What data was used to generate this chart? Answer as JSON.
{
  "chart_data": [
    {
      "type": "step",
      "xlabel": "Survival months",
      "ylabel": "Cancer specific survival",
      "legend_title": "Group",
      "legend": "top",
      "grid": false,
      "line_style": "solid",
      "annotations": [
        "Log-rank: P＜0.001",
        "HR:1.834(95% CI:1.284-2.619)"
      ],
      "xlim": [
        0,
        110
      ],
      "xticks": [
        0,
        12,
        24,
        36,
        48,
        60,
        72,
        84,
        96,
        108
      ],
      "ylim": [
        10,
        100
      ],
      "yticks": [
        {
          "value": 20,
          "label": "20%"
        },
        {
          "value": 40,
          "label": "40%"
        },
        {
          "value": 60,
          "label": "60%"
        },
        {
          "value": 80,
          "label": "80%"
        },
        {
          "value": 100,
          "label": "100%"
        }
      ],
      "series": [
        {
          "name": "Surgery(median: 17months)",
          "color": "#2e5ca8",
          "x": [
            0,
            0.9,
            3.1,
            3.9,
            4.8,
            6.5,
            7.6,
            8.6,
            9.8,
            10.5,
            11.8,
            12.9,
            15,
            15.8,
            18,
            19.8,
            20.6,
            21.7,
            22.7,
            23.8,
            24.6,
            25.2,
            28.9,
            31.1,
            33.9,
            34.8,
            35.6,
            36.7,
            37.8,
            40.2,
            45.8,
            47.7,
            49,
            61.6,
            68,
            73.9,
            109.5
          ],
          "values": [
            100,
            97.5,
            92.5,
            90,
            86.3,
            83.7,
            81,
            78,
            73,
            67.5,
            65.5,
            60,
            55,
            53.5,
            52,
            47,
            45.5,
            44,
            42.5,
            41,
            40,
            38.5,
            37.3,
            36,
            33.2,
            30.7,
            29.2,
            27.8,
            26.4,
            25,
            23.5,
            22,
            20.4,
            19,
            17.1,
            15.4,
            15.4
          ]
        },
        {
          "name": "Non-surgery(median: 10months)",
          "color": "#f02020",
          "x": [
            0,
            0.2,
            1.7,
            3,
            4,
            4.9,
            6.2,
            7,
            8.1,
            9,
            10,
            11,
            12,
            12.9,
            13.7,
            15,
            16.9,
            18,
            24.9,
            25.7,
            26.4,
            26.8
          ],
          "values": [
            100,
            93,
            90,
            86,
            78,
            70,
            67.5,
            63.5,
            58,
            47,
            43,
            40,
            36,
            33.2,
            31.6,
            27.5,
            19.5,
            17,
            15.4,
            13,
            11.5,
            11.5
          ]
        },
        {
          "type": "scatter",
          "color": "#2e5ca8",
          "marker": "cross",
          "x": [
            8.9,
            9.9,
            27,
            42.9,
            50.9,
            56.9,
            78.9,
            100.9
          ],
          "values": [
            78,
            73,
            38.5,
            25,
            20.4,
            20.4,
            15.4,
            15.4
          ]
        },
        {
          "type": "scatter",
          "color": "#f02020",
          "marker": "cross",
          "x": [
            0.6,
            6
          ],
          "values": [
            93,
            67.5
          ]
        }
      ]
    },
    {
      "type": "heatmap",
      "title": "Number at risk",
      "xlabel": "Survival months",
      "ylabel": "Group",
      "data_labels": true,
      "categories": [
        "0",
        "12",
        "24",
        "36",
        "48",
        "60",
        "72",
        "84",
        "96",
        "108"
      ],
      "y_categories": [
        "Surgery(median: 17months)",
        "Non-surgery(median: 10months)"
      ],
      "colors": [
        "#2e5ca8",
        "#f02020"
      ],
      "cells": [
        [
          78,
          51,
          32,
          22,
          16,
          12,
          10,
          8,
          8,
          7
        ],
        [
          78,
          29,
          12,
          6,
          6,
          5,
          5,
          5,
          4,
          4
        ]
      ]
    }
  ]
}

◆ ◆ ◆ ◆ ◆

Show, from the listing above, each line that contains the word "ylabel".

» Answer to the exercise
      "ylabel": "Cancer specific survival",
      "ylabel": "Group",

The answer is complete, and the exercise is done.